# Written request
Transcribe every entry word for word, but skip the images.

━━ Material for this exercise ━━

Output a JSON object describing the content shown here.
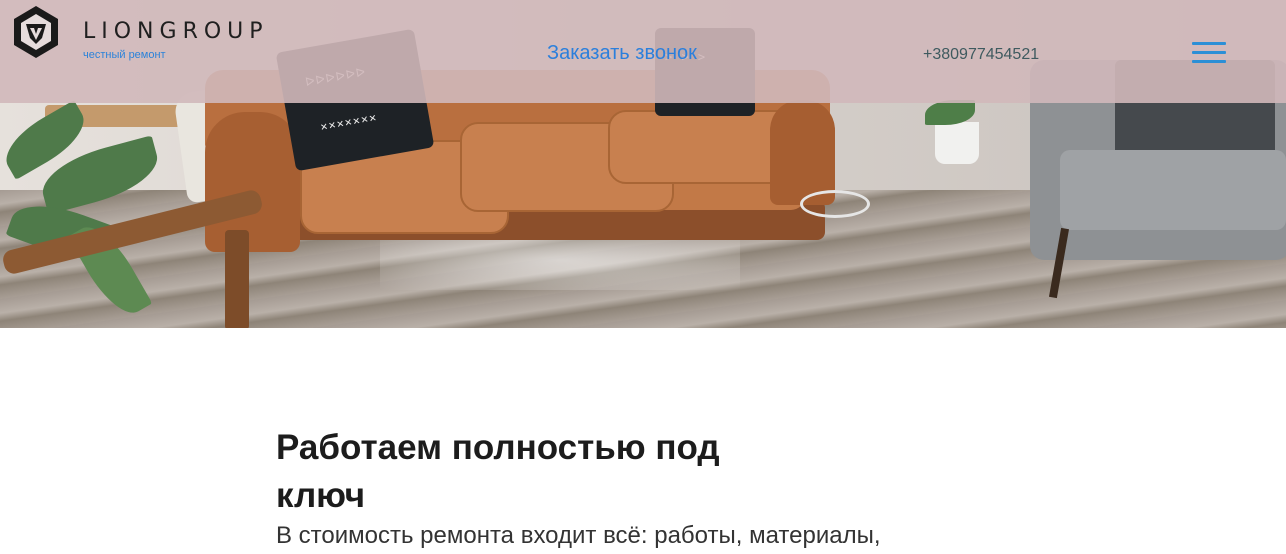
{
  "header": {
    "logo_text": "LIONGROUP",
    "logo_subtitle": "честный ремонт",
    "cta_label": "Заказать звонок",
    "phone": "+380977454521",
    "menu_icon": "hamburger-menu-icon",
    "accent_color": "#2b7fdc",
    "bar_color": "#d0b8ba"
  },
  "hero": {
    "image": "living-room-leather-sofa-photo"
  },
  "content": {
    "heading": "Работаем полностью под ключ",
    "lead": "В стоимость ремонта входит всё: работы, материалы,"
  }
}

━━━

# Response for this exercise
Output a JSON object describing the content shown here.
{
  "header": {
    "logo_text": "LIONGROUP",
    "logo_subtitle": "честный ремонт",
    "cta_label": "Заказать звонок",
    "phone": "+380977454521",
    "menu_icon": "hamburger-menu-icon",
    "accent_color": "#2b7fdc",
    "bar_color": "#d0b8ba"
  },
  "hero": {
    "image": "living-room-leather-sofa-photo"
  },
  "content": {
    "heading": "Работаем полностью под ключ",
    "lead": "В стоимость ремонта входит всё: работы, материалы,"
  }
}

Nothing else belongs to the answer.